## Tarea breve
Copia sin ningún cambio las líneas del material que van desde la que contiene "Identify all the" hasta la que contiene "- data-point: [150, 110, 157, 117]", ambas incluidas.

[Registros extraídos de una colección]
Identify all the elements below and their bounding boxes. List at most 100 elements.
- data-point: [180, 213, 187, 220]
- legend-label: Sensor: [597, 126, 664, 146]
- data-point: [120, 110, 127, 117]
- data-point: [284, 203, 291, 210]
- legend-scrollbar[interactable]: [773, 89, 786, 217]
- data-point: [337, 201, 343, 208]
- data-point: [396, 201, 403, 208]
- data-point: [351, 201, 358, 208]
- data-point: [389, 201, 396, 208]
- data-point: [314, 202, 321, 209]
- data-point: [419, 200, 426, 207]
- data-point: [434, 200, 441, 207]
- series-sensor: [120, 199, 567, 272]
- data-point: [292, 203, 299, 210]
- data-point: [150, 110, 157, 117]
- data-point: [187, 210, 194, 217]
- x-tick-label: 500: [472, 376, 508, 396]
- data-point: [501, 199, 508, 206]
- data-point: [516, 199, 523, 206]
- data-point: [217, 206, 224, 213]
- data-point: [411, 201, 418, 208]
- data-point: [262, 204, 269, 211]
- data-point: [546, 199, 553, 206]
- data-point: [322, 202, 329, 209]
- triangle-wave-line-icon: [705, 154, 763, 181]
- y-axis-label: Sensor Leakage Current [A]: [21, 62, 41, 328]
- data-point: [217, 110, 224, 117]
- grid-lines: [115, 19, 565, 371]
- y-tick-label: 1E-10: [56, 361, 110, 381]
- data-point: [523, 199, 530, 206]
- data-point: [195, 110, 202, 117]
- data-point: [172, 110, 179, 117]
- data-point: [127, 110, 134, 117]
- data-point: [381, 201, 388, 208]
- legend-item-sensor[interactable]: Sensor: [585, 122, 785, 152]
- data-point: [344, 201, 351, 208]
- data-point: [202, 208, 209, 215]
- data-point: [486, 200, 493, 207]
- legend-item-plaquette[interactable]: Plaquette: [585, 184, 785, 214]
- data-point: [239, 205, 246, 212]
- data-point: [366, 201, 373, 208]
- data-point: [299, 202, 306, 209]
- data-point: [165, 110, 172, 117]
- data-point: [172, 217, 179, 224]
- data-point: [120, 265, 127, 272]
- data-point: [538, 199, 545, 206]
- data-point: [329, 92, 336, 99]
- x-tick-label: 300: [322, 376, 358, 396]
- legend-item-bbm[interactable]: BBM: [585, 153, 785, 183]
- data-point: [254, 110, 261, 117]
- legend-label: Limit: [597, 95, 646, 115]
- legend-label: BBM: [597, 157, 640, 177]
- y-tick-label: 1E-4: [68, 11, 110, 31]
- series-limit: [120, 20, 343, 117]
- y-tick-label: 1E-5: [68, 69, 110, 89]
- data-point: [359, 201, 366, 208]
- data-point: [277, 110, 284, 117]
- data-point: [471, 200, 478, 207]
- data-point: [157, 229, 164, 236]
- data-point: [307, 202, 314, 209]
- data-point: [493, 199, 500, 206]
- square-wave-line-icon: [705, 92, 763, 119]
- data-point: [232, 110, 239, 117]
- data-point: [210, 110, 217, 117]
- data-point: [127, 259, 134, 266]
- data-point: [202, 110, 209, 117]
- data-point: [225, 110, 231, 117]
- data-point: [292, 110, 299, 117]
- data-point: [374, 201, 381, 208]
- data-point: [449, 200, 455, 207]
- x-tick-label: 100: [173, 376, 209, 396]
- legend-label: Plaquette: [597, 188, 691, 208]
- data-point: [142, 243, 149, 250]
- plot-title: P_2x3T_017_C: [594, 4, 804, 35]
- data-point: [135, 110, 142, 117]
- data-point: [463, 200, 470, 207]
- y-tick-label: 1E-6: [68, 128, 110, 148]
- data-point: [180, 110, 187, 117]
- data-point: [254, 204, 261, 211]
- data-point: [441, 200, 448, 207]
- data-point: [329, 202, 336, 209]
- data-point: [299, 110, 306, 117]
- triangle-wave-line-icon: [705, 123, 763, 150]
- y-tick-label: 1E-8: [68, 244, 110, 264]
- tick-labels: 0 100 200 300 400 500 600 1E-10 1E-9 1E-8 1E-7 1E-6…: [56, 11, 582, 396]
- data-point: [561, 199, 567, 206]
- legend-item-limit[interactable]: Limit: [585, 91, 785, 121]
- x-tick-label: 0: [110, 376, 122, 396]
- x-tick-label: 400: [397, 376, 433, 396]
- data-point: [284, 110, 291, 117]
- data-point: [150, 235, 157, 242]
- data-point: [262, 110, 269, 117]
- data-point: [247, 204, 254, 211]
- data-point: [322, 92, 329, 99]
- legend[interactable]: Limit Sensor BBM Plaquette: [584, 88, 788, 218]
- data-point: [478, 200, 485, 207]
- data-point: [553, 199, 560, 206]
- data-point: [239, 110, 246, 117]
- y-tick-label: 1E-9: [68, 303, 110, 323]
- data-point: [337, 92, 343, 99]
--
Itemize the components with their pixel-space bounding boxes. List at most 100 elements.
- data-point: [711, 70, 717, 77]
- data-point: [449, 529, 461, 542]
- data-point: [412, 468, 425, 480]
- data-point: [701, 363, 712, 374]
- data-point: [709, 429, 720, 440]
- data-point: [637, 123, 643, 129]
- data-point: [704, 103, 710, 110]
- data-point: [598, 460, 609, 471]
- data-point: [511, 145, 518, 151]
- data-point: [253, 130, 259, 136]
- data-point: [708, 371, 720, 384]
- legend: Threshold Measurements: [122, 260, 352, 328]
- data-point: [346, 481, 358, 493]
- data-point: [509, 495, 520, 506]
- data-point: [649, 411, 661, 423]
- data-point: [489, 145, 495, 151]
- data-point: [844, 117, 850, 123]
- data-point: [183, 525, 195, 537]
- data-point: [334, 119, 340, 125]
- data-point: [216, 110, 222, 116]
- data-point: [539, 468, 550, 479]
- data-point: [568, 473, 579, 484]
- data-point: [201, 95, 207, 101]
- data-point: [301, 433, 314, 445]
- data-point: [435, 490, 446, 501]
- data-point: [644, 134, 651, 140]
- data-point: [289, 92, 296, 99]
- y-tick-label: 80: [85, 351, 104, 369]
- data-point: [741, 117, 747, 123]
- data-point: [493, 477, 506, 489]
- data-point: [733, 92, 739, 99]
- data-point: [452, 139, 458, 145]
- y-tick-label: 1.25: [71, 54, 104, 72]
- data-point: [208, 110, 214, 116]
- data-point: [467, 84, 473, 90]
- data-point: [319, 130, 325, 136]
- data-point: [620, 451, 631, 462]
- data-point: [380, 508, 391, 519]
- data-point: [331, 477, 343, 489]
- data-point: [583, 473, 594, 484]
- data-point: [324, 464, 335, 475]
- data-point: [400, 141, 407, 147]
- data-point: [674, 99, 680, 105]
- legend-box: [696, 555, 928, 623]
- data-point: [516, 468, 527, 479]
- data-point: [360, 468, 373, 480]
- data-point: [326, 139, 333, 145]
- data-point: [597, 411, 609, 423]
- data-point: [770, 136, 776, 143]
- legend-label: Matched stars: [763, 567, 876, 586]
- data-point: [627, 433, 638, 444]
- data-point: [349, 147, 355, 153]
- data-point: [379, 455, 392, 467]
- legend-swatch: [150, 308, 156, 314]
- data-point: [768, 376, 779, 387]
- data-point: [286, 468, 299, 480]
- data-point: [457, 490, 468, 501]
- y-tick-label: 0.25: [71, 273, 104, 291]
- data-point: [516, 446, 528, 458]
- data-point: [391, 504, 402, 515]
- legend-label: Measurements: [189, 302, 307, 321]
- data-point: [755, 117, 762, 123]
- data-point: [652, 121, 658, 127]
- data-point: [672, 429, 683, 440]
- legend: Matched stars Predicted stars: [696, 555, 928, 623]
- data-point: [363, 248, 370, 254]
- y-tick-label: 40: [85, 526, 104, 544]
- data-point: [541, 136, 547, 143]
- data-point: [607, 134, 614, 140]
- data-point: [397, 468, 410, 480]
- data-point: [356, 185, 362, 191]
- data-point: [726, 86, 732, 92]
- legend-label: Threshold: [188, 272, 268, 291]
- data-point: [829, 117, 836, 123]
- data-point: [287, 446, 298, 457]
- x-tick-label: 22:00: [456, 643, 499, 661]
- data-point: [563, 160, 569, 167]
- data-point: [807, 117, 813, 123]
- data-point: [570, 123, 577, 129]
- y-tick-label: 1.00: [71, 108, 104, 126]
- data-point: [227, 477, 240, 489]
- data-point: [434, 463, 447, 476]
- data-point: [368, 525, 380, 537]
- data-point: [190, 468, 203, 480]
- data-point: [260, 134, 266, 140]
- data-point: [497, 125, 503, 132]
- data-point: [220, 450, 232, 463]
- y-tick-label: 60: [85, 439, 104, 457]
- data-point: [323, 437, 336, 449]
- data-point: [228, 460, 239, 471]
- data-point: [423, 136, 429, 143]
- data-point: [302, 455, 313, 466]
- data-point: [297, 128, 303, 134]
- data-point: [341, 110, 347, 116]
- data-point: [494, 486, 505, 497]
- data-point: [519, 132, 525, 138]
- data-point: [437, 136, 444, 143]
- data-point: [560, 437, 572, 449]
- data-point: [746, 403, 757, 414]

## Resultado
Identify all the elements below and their bounding boxes. List at most 100 elements.
- data-point: [180, 213, 187, 220]
- legend-label: Sensor: [597, 126, 664, 146]
- data-point: [120, 110, 127, 117]
- data-point: [284, 203, 291, 210]
- legend-scrollbar[interactable]: [773, 89, 786, 217]
- data-point: [337, 201, 343, 208]
- data-point: [396, 201, 403, 208]
- data-point: [351, 201, 358, 208]
- data-point: [389, 201, 396, 208]
- data-point: [314, 202, 321, 209]
- data-point: [419, 200, 426, 207]
- data-point: [434, 200, 441, 207]
- series-sensor: [120, 199, 567, 272]
- data-point: [292, 203, 299, 210]
- data-point: [150, 110, 157, 117]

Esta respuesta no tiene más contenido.